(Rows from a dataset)
● ● ● ● ● ● ●
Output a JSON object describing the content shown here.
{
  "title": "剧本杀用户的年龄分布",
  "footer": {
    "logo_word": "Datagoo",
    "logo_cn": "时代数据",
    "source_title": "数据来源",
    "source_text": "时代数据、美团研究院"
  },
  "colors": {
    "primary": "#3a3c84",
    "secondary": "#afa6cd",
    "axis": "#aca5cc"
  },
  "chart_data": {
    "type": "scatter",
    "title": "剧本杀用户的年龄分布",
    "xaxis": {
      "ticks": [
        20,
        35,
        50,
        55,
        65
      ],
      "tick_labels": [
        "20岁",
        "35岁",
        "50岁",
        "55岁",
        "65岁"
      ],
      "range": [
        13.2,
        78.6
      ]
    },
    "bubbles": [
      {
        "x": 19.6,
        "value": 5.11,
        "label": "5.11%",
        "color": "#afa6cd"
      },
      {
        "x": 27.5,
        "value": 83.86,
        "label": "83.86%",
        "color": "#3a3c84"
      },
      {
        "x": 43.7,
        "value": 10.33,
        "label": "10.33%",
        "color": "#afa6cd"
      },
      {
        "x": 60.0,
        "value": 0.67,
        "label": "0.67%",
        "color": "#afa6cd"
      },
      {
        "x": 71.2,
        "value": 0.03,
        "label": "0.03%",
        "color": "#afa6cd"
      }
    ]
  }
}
● ● ● ● ● ● ●
§ Set exercise:
Using the records above, copy each line that contains "value".

§ Written solution:
        "value": 5.11,
        "value": 83.86,
        "value": 10.33,
        "value": 0.67,
        "value": 0.03,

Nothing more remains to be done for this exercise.